* _THE TASK_:
The answer is one number: how many lines hold the string "Taluka".

* _INFORMATION SHOWN_:
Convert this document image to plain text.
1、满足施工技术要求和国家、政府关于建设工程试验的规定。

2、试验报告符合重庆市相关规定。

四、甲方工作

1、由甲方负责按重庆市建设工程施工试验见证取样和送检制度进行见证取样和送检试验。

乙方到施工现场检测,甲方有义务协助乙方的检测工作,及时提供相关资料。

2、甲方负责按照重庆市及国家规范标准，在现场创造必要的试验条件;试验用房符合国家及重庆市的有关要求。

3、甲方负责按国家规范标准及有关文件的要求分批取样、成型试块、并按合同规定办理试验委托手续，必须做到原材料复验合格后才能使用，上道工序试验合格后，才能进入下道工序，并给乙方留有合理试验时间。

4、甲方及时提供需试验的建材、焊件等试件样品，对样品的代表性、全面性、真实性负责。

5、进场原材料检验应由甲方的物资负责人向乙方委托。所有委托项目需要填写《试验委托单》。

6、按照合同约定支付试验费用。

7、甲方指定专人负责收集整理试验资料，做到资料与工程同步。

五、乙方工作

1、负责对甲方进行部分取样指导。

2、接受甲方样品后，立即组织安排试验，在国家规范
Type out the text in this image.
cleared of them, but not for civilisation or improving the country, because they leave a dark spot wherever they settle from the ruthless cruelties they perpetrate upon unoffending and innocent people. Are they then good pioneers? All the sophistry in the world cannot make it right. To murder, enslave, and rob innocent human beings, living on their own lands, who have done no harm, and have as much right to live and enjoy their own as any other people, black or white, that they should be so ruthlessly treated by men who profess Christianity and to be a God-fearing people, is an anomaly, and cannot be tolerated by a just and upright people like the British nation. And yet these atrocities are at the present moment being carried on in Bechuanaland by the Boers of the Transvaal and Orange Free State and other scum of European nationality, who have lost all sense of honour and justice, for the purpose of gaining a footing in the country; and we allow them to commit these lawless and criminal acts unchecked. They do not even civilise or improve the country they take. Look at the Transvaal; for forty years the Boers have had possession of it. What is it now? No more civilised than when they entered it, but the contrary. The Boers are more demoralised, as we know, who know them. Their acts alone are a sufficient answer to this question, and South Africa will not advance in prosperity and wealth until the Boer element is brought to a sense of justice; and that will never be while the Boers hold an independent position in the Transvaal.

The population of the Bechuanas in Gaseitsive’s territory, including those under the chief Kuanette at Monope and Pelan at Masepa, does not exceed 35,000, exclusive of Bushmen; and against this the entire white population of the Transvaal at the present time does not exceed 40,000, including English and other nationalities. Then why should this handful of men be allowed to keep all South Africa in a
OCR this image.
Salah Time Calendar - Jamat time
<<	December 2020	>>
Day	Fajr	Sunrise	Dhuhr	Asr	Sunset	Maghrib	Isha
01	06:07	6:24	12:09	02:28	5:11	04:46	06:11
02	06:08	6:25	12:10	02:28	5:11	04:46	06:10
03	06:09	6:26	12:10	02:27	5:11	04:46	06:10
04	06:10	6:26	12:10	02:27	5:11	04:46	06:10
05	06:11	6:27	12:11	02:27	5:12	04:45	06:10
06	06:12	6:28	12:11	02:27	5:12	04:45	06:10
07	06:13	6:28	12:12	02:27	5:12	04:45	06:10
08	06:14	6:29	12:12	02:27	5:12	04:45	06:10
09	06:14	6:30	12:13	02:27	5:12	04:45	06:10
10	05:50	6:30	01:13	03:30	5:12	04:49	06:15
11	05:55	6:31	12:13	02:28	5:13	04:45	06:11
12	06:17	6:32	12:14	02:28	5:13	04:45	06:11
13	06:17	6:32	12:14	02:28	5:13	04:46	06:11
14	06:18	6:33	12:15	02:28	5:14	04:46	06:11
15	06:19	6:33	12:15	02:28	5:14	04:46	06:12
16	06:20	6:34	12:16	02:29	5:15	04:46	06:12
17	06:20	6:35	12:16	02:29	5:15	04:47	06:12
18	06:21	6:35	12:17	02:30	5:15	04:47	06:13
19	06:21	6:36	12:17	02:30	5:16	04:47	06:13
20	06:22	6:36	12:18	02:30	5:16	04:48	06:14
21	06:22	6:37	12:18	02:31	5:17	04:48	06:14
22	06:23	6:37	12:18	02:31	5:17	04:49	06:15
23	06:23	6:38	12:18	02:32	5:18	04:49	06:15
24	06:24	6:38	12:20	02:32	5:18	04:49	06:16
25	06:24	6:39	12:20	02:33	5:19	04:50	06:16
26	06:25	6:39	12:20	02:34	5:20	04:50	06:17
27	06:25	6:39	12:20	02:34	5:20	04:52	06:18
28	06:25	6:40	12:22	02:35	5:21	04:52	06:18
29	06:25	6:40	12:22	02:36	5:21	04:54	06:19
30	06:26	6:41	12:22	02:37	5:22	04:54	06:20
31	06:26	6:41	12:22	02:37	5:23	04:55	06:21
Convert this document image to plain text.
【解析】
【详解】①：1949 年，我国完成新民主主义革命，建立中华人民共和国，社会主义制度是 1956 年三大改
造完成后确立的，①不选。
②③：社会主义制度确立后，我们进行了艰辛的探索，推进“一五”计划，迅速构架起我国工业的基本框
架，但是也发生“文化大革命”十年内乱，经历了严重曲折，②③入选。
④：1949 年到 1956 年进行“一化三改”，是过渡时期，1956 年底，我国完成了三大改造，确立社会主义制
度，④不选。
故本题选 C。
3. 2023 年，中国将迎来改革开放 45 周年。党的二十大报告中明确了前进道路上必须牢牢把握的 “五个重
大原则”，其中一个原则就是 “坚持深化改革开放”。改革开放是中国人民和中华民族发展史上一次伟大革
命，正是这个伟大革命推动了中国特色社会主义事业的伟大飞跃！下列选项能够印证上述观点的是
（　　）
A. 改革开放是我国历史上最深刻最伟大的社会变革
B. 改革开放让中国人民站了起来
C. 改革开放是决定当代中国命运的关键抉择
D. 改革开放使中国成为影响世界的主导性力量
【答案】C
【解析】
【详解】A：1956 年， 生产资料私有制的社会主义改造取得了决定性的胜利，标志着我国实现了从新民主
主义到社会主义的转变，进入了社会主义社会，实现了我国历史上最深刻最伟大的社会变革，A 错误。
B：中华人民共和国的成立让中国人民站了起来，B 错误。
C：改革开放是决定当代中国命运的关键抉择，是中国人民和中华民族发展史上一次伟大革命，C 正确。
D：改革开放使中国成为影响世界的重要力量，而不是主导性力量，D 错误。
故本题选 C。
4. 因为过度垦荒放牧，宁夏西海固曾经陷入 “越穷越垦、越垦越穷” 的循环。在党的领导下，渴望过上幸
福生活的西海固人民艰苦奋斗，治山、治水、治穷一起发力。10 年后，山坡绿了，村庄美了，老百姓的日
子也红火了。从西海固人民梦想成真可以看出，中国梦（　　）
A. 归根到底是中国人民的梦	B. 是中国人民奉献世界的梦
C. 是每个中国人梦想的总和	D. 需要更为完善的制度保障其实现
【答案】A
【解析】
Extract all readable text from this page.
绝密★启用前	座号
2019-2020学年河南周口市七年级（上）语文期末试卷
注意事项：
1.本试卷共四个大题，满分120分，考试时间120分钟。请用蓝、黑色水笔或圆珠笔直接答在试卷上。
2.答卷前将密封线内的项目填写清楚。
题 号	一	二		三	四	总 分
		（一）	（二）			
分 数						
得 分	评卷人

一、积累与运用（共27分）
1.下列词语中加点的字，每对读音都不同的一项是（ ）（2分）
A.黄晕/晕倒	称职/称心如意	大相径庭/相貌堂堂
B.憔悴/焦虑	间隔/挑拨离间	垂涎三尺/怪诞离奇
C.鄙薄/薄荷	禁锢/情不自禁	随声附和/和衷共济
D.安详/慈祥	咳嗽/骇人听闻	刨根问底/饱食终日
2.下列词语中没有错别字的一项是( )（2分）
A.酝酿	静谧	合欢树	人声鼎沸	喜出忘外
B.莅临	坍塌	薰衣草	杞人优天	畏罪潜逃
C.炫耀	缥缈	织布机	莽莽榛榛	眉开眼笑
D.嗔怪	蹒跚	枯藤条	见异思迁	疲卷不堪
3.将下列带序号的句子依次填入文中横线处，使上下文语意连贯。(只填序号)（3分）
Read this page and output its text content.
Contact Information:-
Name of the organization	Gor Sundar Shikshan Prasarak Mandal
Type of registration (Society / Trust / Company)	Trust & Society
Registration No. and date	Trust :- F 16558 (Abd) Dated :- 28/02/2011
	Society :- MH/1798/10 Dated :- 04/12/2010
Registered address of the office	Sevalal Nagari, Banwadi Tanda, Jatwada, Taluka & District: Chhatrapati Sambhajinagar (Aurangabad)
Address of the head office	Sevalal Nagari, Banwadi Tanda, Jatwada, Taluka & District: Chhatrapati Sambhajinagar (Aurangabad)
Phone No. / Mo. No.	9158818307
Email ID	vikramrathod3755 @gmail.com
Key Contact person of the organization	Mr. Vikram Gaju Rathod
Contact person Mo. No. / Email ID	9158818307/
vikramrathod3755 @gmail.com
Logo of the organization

* _OUTPUT FOR THIS EXERCISE_:
2